> STATED PROBLEM: Only the number is wanted: how many lines of the data contain "потом"?
═════ EXERCISE MATERIAL
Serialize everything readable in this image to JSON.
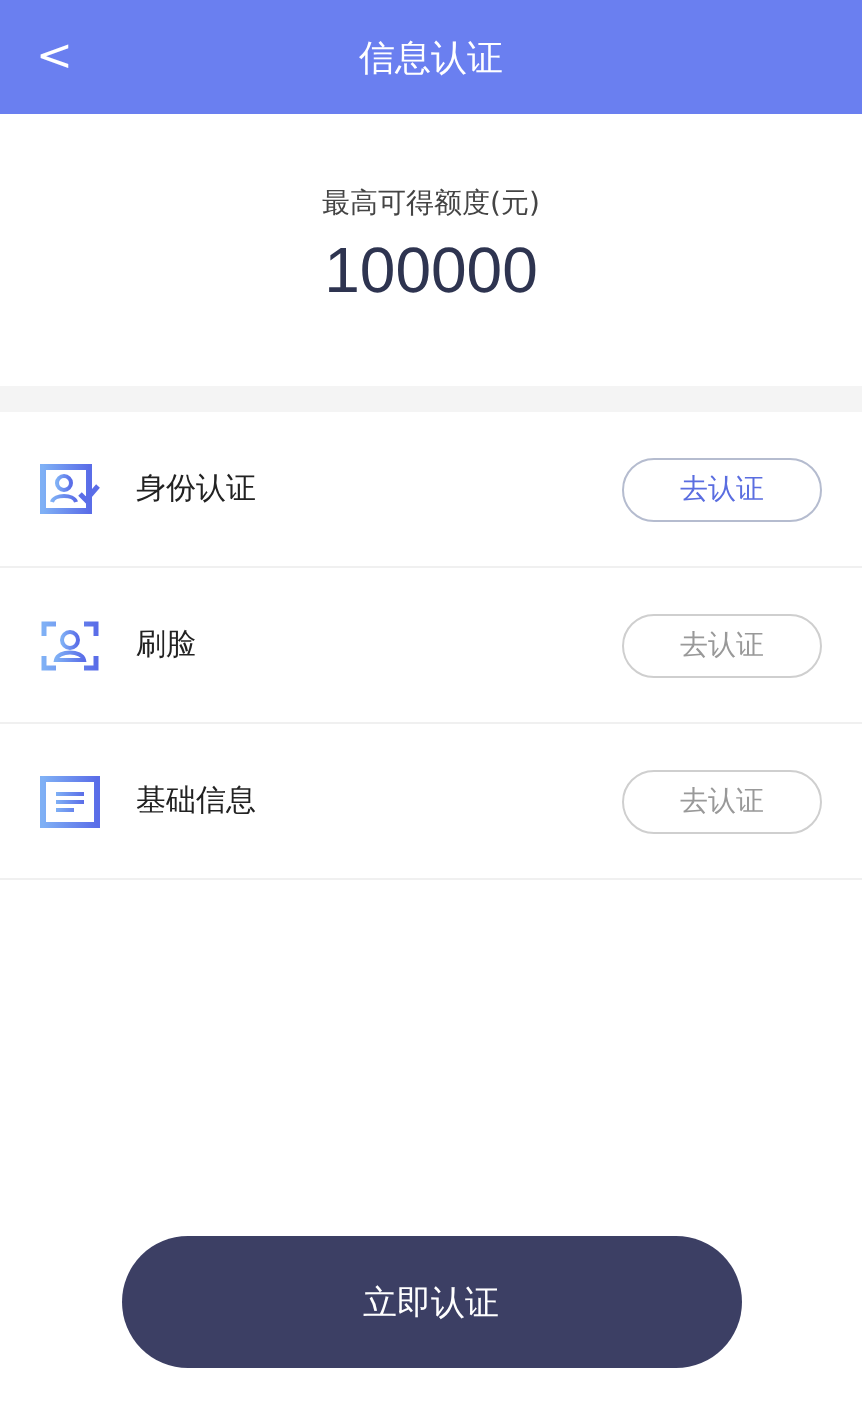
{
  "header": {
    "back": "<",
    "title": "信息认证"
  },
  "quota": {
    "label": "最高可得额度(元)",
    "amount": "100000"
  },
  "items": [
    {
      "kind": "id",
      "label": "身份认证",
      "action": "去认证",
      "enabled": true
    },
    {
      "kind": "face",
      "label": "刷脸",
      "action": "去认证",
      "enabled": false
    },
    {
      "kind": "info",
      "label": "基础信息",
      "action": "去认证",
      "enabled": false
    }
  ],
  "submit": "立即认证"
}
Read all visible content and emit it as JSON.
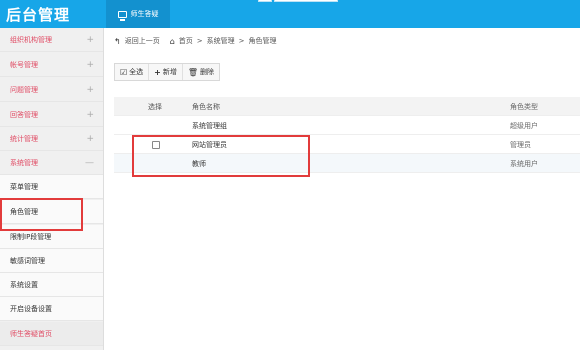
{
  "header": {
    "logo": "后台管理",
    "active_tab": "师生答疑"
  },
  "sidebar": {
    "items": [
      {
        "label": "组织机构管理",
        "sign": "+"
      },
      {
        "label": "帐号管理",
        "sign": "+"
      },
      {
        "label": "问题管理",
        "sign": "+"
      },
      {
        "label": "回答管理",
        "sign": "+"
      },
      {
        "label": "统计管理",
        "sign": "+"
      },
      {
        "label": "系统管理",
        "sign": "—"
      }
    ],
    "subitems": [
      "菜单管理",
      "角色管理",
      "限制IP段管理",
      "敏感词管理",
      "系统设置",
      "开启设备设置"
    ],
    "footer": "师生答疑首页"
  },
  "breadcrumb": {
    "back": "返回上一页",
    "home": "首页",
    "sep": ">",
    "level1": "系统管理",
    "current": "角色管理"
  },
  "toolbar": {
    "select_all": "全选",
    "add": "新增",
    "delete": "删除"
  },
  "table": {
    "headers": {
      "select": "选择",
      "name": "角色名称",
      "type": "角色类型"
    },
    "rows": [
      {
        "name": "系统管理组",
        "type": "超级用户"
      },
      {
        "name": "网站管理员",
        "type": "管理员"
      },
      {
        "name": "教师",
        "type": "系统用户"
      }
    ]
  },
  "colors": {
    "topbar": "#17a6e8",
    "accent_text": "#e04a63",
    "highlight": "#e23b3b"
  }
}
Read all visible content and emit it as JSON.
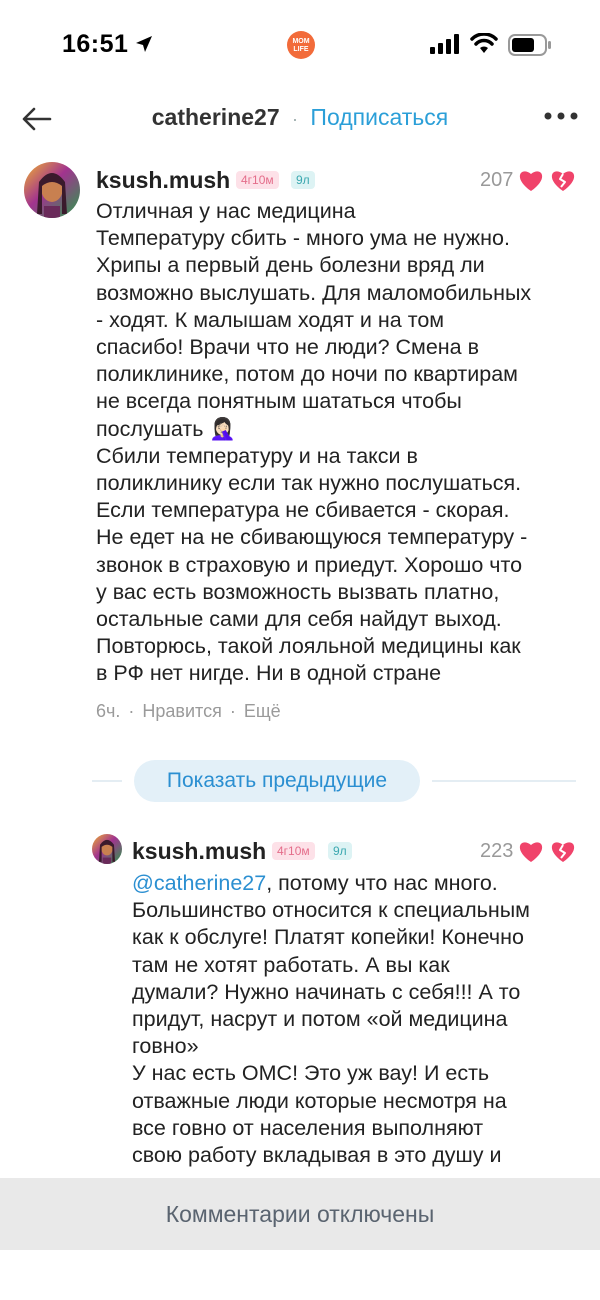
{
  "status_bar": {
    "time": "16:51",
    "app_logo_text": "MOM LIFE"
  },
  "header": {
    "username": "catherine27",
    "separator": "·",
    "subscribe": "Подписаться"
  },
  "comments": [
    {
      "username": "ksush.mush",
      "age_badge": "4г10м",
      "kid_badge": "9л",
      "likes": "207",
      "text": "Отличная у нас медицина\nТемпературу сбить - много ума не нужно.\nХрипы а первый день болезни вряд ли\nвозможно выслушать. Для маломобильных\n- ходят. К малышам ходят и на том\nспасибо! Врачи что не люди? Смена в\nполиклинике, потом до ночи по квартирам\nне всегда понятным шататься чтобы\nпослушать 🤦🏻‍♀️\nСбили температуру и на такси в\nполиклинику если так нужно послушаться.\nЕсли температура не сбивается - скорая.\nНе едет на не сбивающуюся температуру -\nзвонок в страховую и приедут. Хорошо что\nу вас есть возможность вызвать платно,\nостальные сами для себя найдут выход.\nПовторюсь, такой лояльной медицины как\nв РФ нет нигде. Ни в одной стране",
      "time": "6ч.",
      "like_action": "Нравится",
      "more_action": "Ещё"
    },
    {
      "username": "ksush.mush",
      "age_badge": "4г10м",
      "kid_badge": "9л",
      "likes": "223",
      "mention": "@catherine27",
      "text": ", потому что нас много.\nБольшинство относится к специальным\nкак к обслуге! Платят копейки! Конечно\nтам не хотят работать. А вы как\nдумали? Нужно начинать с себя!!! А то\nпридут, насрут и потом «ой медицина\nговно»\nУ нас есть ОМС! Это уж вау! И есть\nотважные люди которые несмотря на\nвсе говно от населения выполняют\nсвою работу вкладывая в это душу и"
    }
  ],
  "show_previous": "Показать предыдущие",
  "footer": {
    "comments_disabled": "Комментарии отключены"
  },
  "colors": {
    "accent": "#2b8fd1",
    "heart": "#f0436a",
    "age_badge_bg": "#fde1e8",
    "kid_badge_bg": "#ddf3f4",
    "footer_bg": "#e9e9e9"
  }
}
══════════
> TASK RESPONSE: 2